=== Task statement ===
Extract each line holding the word "kejadian" from the entries.

=== Dataset content ===

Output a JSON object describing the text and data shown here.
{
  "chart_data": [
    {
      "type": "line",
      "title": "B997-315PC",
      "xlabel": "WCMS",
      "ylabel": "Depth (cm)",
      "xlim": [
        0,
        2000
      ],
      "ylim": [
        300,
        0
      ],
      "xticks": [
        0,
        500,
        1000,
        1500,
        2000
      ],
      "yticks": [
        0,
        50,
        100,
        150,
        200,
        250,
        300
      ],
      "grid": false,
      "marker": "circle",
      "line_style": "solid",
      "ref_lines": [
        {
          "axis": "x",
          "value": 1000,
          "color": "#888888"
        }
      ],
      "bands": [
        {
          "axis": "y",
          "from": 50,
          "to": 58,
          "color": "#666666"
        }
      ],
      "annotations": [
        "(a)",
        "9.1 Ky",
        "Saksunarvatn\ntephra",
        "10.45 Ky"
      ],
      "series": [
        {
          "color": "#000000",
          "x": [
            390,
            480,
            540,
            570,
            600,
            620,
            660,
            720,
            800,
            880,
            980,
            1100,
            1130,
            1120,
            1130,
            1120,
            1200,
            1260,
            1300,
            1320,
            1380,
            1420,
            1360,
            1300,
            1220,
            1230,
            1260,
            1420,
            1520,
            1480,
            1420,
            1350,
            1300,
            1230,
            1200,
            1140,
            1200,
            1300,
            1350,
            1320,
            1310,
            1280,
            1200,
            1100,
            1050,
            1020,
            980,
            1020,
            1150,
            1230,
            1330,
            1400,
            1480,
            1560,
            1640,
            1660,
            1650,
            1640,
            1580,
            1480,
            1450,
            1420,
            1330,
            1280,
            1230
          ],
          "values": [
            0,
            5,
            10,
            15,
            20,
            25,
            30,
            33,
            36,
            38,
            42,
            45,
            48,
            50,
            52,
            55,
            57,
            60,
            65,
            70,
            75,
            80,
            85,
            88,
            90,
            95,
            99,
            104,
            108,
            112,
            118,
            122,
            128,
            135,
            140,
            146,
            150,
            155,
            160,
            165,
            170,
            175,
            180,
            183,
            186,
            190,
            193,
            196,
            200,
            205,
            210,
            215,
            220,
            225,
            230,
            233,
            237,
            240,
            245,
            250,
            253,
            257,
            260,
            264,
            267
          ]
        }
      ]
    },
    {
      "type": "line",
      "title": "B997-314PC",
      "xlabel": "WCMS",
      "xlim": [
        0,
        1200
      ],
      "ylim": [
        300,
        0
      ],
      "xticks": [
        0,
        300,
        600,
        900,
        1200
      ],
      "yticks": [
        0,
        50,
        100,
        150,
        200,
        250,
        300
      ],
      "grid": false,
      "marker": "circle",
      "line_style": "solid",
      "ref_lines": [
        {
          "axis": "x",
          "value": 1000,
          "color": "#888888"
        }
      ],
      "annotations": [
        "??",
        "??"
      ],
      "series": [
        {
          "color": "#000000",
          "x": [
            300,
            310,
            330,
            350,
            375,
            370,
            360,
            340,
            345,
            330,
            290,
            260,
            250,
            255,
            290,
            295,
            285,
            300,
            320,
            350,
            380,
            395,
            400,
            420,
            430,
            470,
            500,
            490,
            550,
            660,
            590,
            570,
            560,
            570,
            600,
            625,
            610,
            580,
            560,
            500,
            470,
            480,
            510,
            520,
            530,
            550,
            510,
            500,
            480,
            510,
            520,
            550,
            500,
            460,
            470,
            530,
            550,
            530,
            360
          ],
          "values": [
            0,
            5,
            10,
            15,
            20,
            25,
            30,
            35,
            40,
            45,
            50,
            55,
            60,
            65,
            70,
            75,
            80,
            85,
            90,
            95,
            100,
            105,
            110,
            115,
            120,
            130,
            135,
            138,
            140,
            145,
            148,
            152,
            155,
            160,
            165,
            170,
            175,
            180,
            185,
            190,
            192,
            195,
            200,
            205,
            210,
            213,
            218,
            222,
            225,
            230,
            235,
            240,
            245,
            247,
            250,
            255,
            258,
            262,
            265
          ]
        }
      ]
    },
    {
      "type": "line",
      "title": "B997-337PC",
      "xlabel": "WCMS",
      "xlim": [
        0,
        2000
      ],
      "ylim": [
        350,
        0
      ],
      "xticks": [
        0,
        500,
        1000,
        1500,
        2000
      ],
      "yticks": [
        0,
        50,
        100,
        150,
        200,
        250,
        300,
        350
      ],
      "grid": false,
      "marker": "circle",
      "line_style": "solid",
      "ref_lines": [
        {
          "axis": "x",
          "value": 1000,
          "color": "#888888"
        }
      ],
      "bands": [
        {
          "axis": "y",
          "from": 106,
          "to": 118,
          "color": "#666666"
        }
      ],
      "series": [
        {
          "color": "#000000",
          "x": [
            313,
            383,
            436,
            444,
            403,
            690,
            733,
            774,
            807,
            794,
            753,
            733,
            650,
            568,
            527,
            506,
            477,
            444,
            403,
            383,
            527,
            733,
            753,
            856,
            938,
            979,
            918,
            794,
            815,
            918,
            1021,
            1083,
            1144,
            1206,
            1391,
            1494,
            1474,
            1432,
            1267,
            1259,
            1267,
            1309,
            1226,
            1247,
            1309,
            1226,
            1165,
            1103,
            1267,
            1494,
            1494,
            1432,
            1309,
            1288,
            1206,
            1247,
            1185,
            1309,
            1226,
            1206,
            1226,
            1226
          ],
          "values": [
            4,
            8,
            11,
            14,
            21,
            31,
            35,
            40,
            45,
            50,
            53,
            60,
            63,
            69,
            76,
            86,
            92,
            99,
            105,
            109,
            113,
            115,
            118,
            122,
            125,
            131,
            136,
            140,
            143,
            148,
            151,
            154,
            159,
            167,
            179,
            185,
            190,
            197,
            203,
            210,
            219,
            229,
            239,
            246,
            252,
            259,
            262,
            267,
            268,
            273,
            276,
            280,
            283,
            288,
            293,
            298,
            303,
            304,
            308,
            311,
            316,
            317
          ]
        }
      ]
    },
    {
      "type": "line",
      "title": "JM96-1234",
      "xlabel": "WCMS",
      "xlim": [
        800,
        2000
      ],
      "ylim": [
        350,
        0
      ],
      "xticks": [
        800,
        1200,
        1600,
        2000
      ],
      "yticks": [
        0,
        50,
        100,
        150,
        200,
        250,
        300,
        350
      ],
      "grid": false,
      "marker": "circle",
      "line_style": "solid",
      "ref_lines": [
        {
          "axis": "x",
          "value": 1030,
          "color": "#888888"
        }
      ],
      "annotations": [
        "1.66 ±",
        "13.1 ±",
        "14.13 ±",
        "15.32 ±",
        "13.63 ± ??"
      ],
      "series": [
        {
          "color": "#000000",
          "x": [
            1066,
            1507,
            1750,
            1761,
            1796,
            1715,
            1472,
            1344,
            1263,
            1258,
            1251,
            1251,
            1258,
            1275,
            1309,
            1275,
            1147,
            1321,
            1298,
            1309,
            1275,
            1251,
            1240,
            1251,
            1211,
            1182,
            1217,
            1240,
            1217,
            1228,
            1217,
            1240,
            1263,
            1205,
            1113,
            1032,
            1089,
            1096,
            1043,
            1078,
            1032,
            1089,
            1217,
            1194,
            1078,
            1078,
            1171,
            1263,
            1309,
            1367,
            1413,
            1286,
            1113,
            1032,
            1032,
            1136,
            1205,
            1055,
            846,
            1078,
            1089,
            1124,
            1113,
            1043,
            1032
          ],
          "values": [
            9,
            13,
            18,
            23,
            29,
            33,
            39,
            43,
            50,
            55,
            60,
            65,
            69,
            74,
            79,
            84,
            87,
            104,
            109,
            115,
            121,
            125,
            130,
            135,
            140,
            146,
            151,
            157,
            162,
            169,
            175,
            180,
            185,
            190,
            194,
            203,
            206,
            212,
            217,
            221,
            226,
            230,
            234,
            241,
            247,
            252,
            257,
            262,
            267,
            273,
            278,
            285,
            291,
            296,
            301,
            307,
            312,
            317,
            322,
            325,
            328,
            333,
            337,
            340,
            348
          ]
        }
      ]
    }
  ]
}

---

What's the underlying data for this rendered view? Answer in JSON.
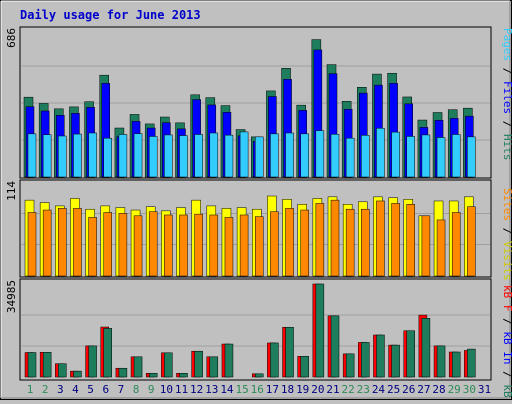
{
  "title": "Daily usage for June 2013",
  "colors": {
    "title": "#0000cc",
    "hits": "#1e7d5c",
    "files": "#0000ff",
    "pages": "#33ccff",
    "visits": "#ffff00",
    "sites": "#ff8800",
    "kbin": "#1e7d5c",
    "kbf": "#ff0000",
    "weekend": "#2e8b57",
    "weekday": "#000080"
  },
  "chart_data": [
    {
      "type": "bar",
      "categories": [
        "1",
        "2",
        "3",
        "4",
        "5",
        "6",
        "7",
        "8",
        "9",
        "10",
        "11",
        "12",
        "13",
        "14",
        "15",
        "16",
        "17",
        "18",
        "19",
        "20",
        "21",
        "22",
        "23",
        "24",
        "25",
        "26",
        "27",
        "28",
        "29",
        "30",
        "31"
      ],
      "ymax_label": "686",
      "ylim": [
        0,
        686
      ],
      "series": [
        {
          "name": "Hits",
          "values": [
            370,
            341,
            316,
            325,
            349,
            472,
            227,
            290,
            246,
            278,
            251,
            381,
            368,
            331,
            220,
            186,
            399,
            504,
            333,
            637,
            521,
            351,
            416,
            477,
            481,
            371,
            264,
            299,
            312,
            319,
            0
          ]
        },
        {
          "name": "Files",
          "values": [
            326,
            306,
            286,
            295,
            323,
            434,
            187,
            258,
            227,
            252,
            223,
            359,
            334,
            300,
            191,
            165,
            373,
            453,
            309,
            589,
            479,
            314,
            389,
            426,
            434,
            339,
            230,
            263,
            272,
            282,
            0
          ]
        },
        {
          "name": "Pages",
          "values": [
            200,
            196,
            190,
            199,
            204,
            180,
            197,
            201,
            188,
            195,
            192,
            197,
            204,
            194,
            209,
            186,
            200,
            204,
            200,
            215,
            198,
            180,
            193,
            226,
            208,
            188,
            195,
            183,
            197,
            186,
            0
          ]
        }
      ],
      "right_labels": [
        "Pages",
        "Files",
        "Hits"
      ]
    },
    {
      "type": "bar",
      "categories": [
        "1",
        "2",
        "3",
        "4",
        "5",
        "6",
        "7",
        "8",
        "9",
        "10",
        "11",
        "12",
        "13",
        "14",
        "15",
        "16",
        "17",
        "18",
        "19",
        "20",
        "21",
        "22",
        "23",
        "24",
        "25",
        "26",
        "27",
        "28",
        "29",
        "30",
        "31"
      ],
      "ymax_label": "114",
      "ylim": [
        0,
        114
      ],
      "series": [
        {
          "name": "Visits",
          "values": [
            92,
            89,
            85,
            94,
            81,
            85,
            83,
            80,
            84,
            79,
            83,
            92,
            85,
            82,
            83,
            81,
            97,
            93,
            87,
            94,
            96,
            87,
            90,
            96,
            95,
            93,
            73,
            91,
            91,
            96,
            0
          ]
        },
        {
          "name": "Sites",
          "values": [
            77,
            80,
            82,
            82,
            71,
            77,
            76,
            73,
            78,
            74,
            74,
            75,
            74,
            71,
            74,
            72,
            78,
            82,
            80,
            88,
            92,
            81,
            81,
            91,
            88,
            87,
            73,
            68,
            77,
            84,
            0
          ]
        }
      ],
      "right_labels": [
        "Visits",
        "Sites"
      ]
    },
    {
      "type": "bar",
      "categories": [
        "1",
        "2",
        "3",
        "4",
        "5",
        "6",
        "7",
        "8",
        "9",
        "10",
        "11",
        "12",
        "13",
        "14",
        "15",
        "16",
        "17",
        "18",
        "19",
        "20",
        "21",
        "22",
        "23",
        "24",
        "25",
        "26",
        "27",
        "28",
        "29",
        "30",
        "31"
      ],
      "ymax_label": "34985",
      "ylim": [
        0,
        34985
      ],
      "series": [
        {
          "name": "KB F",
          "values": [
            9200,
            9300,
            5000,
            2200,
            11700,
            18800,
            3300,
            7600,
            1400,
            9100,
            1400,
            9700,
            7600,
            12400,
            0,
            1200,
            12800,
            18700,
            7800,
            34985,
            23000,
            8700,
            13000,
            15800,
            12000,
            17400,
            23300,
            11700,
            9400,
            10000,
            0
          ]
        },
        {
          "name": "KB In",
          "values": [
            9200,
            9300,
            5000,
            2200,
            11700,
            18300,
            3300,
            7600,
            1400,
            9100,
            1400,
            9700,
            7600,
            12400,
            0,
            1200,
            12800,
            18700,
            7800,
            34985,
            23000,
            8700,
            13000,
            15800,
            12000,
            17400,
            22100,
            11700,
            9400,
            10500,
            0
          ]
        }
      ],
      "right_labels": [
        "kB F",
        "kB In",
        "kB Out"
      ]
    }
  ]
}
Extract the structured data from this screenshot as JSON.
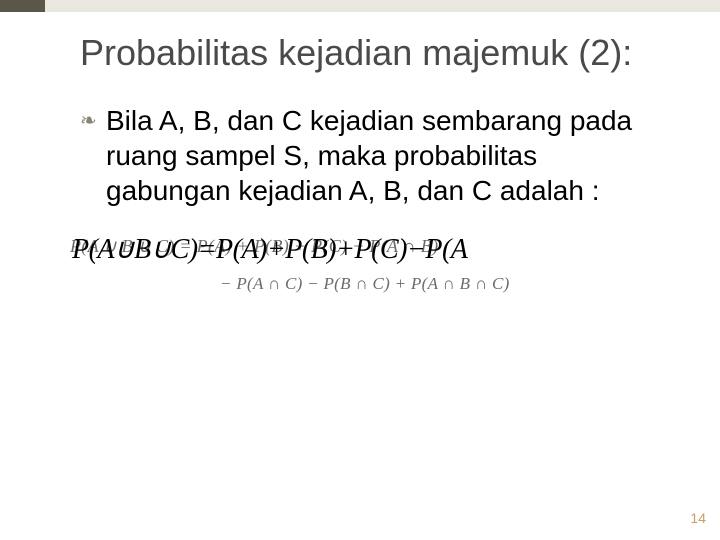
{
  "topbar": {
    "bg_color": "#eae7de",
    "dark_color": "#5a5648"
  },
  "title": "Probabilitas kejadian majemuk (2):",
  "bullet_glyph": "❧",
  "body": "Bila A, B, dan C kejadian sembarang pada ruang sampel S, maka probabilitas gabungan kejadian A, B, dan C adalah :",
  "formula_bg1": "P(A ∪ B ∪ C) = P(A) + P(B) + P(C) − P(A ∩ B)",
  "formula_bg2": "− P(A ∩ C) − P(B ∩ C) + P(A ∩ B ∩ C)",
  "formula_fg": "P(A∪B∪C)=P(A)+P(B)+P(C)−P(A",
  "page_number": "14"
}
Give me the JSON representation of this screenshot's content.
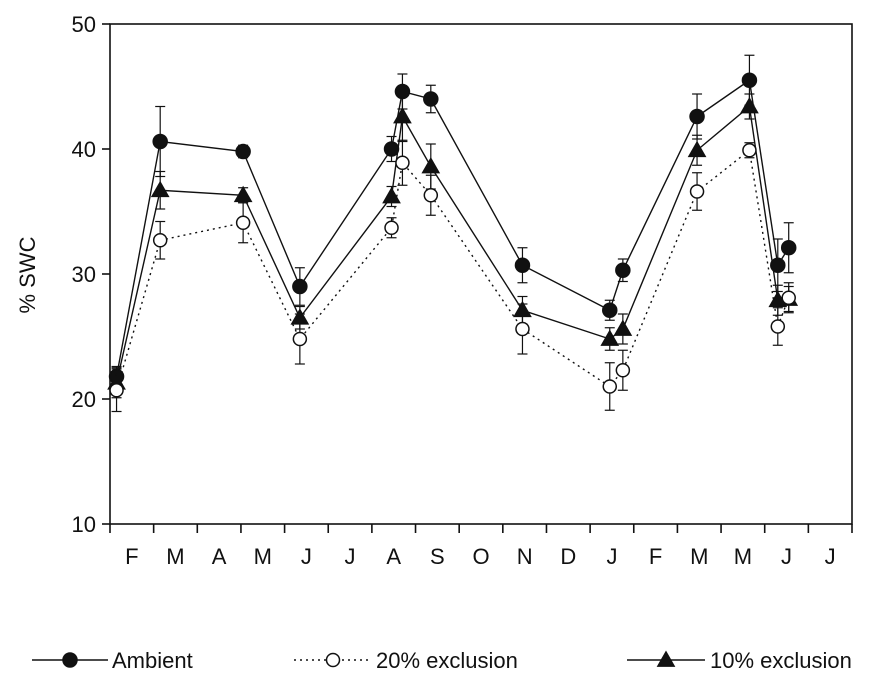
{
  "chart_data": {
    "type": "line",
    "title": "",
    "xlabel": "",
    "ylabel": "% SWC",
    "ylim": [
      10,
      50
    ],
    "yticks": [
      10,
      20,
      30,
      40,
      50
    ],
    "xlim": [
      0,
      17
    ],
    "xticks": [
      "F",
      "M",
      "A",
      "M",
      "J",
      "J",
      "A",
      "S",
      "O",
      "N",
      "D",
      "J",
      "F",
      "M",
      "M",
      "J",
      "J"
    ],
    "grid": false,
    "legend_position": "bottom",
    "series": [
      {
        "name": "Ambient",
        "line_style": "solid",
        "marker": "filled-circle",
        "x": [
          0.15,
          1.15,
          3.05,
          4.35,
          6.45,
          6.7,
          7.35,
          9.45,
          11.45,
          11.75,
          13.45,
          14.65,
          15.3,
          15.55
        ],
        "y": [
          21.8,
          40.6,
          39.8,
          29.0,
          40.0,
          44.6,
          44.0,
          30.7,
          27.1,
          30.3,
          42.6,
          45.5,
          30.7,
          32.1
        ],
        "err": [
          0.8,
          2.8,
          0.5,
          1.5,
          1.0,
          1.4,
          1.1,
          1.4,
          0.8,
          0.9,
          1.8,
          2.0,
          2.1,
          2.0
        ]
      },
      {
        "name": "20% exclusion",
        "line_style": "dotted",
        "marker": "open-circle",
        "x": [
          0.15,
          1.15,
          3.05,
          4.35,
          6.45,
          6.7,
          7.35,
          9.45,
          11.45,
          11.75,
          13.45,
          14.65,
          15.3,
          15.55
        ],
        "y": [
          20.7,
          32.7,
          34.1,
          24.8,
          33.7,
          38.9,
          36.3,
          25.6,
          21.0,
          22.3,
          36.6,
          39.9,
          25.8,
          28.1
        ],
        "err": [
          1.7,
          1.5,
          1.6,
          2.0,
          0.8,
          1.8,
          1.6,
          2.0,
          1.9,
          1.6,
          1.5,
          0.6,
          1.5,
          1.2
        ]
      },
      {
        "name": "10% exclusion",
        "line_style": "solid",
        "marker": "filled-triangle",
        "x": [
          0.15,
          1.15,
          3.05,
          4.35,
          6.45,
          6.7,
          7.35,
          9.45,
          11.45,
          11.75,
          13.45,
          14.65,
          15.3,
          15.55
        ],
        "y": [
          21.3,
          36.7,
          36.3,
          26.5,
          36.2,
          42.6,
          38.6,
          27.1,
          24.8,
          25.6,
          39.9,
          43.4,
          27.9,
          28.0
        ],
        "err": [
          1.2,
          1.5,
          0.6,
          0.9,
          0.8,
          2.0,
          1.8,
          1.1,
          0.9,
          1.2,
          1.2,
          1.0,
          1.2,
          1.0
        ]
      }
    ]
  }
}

=== Response for this exercise ===
  "title": "Probabilitas kejadian majemuk (2):",
  "body": "Bila A, B, dan C kejadian sembarang pada ruang sampel S, maka probabilitas gabungan kejadian A, B, dan C adalah :",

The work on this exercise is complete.